>> Begin Data to process
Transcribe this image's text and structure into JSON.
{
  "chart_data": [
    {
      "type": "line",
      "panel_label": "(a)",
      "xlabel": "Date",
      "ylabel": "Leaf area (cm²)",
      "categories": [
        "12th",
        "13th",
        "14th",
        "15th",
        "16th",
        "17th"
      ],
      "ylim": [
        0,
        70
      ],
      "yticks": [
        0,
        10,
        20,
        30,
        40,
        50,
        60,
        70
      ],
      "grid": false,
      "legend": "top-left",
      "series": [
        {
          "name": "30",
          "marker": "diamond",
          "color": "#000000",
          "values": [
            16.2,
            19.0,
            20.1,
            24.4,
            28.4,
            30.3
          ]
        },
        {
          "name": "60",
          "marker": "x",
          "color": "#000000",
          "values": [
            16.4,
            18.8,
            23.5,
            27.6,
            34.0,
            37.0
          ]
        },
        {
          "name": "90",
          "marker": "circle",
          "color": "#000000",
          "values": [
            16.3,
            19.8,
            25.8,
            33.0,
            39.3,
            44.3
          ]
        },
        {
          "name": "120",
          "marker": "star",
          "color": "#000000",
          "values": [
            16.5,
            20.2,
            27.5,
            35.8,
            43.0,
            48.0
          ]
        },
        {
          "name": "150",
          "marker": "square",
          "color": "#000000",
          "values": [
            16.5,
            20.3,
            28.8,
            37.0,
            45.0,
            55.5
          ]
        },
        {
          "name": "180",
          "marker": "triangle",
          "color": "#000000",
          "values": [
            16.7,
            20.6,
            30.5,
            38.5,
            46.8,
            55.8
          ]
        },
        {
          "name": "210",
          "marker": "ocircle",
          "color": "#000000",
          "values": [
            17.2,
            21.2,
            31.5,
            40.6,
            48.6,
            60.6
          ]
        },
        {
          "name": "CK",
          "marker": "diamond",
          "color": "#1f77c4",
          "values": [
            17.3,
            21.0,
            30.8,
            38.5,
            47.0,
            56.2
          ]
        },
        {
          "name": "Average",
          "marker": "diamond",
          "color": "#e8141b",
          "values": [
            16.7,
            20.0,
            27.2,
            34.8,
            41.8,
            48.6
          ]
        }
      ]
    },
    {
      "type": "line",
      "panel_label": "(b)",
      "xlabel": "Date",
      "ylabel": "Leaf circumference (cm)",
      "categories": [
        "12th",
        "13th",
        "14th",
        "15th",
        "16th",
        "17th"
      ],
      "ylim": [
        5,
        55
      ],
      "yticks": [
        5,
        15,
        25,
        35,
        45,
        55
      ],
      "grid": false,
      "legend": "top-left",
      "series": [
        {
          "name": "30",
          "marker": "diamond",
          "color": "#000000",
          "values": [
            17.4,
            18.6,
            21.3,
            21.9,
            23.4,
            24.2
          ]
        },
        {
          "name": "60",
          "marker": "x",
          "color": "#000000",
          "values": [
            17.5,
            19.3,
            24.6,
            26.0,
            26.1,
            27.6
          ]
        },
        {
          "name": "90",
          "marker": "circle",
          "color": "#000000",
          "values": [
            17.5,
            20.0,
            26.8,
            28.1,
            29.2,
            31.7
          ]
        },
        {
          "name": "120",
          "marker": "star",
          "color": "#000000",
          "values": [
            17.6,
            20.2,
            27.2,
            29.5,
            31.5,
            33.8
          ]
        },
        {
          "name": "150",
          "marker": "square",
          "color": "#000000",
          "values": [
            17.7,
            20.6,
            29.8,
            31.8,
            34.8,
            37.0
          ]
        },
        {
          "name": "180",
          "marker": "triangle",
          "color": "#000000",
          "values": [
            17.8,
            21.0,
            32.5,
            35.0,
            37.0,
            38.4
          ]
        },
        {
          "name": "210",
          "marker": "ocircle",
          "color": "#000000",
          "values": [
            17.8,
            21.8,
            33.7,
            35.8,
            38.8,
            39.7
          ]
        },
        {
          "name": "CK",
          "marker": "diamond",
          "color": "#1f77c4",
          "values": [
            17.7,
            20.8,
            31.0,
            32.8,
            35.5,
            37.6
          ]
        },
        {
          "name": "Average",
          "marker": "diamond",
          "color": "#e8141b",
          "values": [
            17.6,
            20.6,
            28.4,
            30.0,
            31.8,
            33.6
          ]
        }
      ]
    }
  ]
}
>> End Data to process
Problem: Collect every line with the string "Leaf" from the records, and copy each.

Reply to the task:
      "ylabel": "Leaf area (cm²)",
      "ylabel": "Leaf circumference (cm)",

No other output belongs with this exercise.